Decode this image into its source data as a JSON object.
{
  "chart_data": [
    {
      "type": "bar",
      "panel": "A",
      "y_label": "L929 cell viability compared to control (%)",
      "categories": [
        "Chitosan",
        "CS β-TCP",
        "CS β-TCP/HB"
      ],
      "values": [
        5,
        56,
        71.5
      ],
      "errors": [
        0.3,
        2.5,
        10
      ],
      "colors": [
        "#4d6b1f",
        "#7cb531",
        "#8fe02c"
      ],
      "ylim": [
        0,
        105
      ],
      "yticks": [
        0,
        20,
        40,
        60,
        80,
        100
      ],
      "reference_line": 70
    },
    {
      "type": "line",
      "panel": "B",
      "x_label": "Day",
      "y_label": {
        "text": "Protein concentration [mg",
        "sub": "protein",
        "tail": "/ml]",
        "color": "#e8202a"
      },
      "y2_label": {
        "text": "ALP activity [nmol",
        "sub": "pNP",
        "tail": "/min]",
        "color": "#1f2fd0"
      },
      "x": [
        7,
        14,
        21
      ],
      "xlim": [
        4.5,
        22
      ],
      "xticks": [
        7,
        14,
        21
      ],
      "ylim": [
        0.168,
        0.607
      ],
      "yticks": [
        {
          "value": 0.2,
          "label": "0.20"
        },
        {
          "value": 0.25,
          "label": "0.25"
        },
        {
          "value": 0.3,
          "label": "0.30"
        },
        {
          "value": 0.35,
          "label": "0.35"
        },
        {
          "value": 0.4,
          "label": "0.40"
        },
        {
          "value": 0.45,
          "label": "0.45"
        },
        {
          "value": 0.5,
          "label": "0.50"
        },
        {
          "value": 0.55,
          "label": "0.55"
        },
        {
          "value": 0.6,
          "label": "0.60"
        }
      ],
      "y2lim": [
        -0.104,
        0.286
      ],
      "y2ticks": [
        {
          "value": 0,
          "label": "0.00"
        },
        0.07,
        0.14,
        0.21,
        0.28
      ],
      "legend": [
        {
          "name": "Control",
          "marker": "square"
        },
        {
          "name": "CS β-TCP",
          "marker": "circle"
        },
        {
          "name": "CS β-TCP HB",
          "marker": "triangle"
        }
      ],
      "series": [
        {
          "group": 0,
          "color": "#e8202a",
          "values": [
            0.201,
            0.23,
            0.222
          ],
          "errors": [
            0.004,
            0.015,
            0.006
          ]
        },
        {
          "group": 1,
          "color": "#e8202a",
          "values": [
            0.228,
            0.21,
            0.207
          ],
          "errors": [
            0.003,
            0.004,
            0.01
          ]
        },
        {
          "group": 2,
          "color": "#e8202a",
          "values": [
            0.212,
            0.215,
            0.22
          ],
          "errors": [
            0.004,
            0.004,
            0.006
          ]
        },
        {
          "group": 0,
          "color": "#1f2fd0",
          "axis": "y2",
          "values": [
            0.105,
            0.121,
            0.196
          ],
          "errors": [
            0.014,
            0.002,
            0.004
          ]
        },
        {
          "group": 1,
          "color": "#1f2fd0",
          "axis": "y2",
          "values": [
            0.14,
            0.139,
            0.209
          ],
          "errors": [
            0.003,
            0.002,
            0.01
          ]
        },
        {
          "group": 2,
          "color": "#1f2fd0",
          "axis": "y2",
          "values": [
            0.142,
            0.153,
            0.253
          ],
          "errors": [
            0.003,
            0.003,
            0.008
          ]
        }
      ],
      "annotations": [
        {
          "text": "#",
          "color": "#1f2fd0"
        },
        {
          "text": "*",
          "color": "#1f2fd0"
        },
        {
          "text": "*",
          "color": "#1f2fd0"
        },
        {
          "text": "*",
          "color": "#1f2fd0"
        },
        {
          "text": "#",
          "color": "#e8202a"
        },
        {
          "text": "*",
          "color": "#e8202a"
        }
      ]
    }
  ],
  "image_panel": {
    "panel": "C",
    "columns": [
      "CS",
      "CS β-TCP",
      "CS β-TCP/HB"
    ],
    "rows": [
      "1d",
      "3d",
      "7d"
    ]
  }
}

——

Exactly as shown above, write out all the records.

- [Task output]
Decode this image into its source data as a JSON object.
{
  "chart_data": [
    {
      "type": "bar",
      "panel": "A",
      "y_label": "L929 cell viability compared to control (%)",
      "categories": [
        "Chitosan",
        "CS β-TCP",
        "CS β-TCP/HB"
      ],
      "values": [
        5,
        56,
        71.5
      ],
      "errors": [
        0.3,
        2.5,
        10
      ],
      "colors": [
        "#4d6b1f",
        "#7cb531",
        "#8fe02c"
      ],
      "ylim": [
        0,
        105
      ],
      "yticks": [
        0,
        20,
        40,
        60,
        80,
        100
      ],
      "reference_line": 70
    },
    {
      "type": "line",
      "panel": "B",
      "x_label": "Day",
      "y_label": {
        "text": "Protein concentration [mg",
        "sub": "protein",
        "tail": "/ml]",
        "color": "#e8202a"
      },
      "y2_label": {
        "text": "ALP activity [nmol",
        "sub": "pNP",
        "tail": "/min]",
        "color": "#1f2fd0"
      },
      "x": [
        7,
        14,
        21
      ],
      "xlim": [
        4.5,
        22
      ],
      "xticks": [
        7,
        14,
        21
      ],
      "ylim": [
        0.168,
        0.607
      ],
      "yticks": [
        {
          "value": 0.2,
          "label": "0.20"
        },
        {
          "value": 0.25,
          "label": "0.25"
        },
        {
          "value": 0.3,
          "label": "0.30"
        },
        {
          "value": 0.35,
          "label": "0.35"
        },
        {
          "value": 0.4,
          "label": "0.40"
        },
        {
          "value": 0.45,
          "label": "0.45"
        },
        {
          "value": 0.5,
          "label": "0.50"
        },
        {
          "value": 0.55,
          "label": "0.55"
        },
        {
          "value": 0.6,
          "label": "0.60"
        }
      ],
      "y2lim": [
        -0.104,
        0.286
      ],
      "y2ticks": [
        {
          "value": 0,
          "label": "0.00"
        },
        0.07,
        0.14,
        0.21,
        0.28
      ],
      "legend": [
        {
          "name": "Control",
          "marker": "square"
        },
        {
          "name": "CS β-TCP",
          "marker": "circle"
        },
        {
          "name": "CS β-TCP HB",
          "marker": "triangle"
        }
      ],
      "series": [
        {
          "group": 0,
          "color": "#e8202a",
          "values": [
            0.201,
            0.23,
            0.222
          ],
          "errors": [
            0.004,
            0.015,
            0.006
          ]
        },
        {
          "group": 1,
          "color": "#e8202a",
          "values": [
            0.228,
            0.21,
            0.207
          ],
          "errors": [
            0.003,
            0.004,
            0.01
          ]
        },
        {
          "group": 2,
          "color": "#e8202a",
          "values": [
            0.212,
            0.215,
            0.22
          ],
          "errors": [
            0.004,
            0.004,
            0.006
          ]
        },
        {
          "group": 0,
          "color": "#1f2fd0",
          "axis": "y2",
          "values": [
            0.105,
            0.121,
            0.196
          ],
          "errors": [
            0.014,
            0.002,
            0.004
          ]
        },
        {
          "group": 1,
          "color": "#1f2fd0",
          "axis": "y2",
          "values": [
            0.14,
            0.139,
            0.209
          ],
          "errors": [
            0.003,
            0.002,
            0.01
          ]
        },
        {
          "group": 2,
          "color": "#1f2fd0",
          "axis": "y2",
          "values": [
            0.142,
            0.153,
            0.253
          ],
          "errors": [
            0.003,
            0.003,
            0.008
          ]
        }
      ],
      "annotations": [
        {
          "text": "#",
          "color": "#1f2fd0"
        },
        {
          "text": "*",
          "color": "#1f2fd0"
        },
        {
          "text": "*",
          "color": "#1f2fd0"
        },
        {
          "text": "*",
          "color": "#1f2fd0"
        },
        {
          "text": "#",
          "color": "#e8202a"
        },
        {
          "text": "*",
          "color": "#e8202a"
        }
      ]
    }
  ],
  "image_panel": {
    "panel": "C",
    "columns": [
      "CS",
      "CS β-TCP",
      "CS β-TCP/HB"
    ],
    "rows": [
      "1d",
      "3d",
      "7d"
    ]
  }
}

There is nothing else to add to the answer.